Saved data entries:
· · · · · · ·

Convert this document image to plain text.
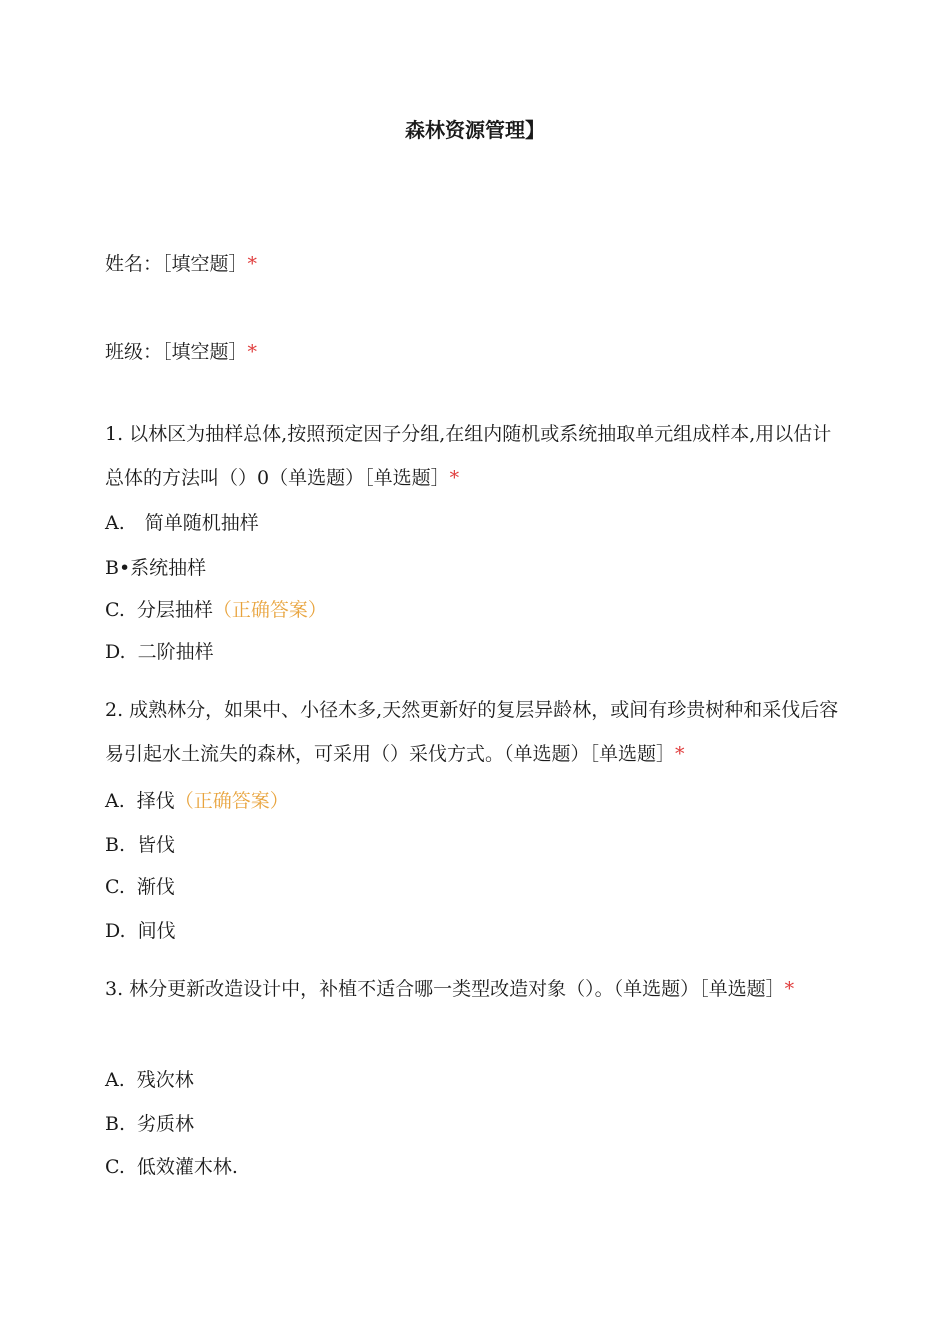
森林资源管理】
姓名：［填空题］*
班级：［填空题］*
1. 以林区为抽样总体,按照预定因子分组,在组内随机或系统抽取单元组成样本,用以估计总体的方法叫（）0（单选题）［单选题］*
A. 简单随机抽样
B•系统抽样
C. 分层抽样（正确答案）
D. 二阶抽样
2. 成熟林分，如果中、小径木多,天然更新好的复层异龄林，或间有珍贵树种和采伐后容易引起水土流失的森林，可采用（）采伐方式。（单选题）［单选题］*
A. 择伐（正确答案）
B. 皆伐
C. 渐伐
D. 间伐
3. 林分更新改造设计中，补植不适合哪一类型改造对象（）。（单选题）［单选题］*
A. 残次林
B. 劣质林
C. 低效灌木林.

· · · · · · ·

◆ **Stated exercise**: Write out all the records again, exactly, minus any pictures.

◆ **Answer to this exercise**:
Convert this document image to plain text.
森林资源管理】
姓名：［填空题］*
班级：［填空题］*
1. 以林区为抽样总体,按照预定因子分组,在组内随机或系统抽取单元组成样本,用以估计总体的方法叫（）0（单选题）［单选题］*
A. 简单随机抽样
B•系统抽样
C. 分层抽样（正确答案）
D. 二阶抽样
2. 成熟林分，如果中、小径木多,天然更新好的复层异龄林，或间有珍贵树种和采伐后容易引起水土流失的森林，可采用（）采伐方式。（单选题）［单选题］*
A. 择伐（正确答案）
B. 皆伐
C. 渐伐
D. 间伐
3. 林分更新改造设计中，补植不适合哪一类型改造对象（）。（单选题）［单选题］*
A. 残次林
B. 劣质林
C. 低效灌木林.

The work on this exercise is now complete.